| REQUIREMENT |
Identify and pull out each line of the entries in which "wird" occurs.
* start *
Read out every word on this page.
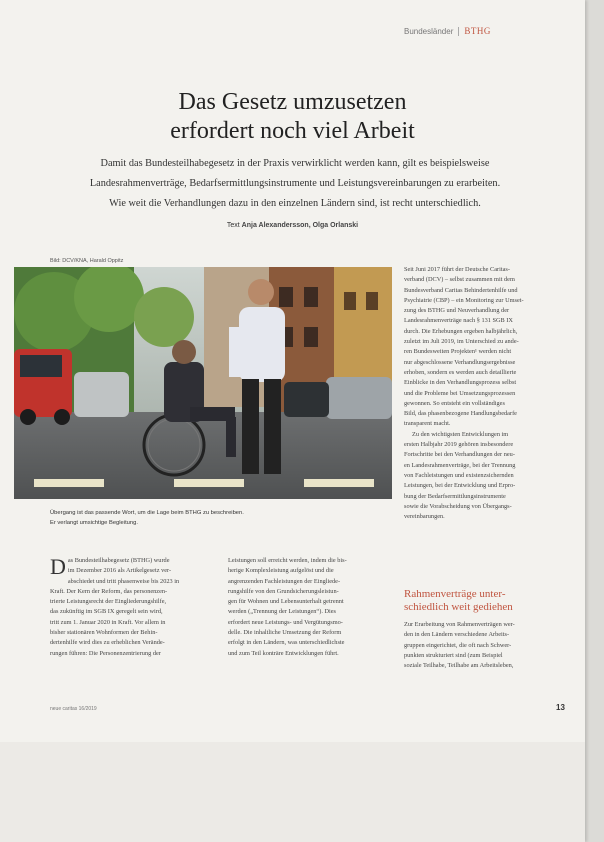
Bundesländer BTHG
Das Gesetz umzusetzen
erfordert noch viel Arbeit
Damit das Bundesteilhabegesetz in der Praxis verwirklicht werden kann, gilt es beispielsweise
Landesrahmenverträge, Bedarfsermittlungsinstrumente und Leistungsvereinbarungen zu erarbeiten.
Wie weit die Verhandlungen dazu in den einzelnen Ländern sind, ist recht unterschiedlich.
Text Anja Alexandersson, Olga Orlanski
Bild: DCV/KNA, Harald Oppitz
Übergang ist das passende Wort, um die Lage beim BTHG zu beschreiben.
Er verlangt umsichtige Begleitung.
D as Bundesteilhabegesetz (BTHG) wurde
im Dezember 2016 als Artikelgesetz ver-
abschiedet und tritt phasenweise bis 2023 in
Kraft. Der Kern der Reform, das personenzen-
trierte Leistungsrecht der Eingliederungshilfe,
das zukünftig im SGB IX geregelt sein wird,
tritt zum 1. Januar 2020 in Kraft. Vor allem in
bisher stationären Wohnformen der Behin-
dertenhilfe wird dies zu erheblichen Verände-
rungen führen: Die Personenzentrierung der
Leistungen soll erreicht werden, indem die bis-
herige Komplexleistung aufgelöst und die
angrenzenden Fachleistungen der Eingliede-
rungshilfe von den Grundsicherungsleistun-
gen für Wohnen und Lebensunterhalt getrennt
werden („Trennung der Leistungen“). Dies
erfordert neue Leistungs- und Vergütungsmo-
delle. Die inhaltliche Umsetzung der Reform
erfolgt in den Ländern, was unterschiedlichste
und zum Teil konträre Entwicklungen führt.
Seit Juni 2017 führt der Deutsche Caritas-
verband (DCV) – selbst zusammen mit dem
Bundesverband Caritas Behindertenhilfe und
Psychiatrie (CBP) – ein Monitoring zur Umset-
zung des BTHG und Neuverhandlung der
Landesrahmenverträge nach § 131 SGB IX
durch. Die Erhebungen ergeben halbjährlich,
zuletzt im Juli 2019, im Unterschied zu ande-
ren Bundesweiten Projekten¹ werden nicht
nur abgeschlossene Verhandlungsergebnisse
erhoben, sondern es werden auch detaillierte
Einblicke in den Verhandlungsprozess selbst
und die Probleme bei Umsetzungsprozessen
gewonnen. So entsteht ein vollständiges
Bild, das phasenbezogene Handlungsbedarfe
transparent macht.
Zu den wichtigsten Entwicklungen im
ersten Halbjahr 2019 gehören insbesondere
Fortschritte bei den Verhandlungen der neu-
en Landesrahmenverträge, bei der Trennung
von Fachleistungen und existenzsichernden
Leistungen, bei der Entwicklung und Erpro-
bung der Bedarfsermittlungsinstrumente
sowie die Vorabscheidung von Übergangs-
vereinbarungen.
Rahmenverträge unter-
schiedlich weit gediehen
Zur Erarbeitung von Rahmenverträgen wer-
den in den Ländern verschiedene Arbeits-
gruppen eingerichtet, die oft nach Schwer-
punkten strukturiert sind (zum Beispiel
soziale Teilhabe, Teilhabe am Arbeitsleben,
neue caritas 16/2019	13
* end *
| EXERCISE RESULT |
das zukünftig im SGB IX geregelt sein wird,
dertenhilfe wird dies zu erheblichen Verände-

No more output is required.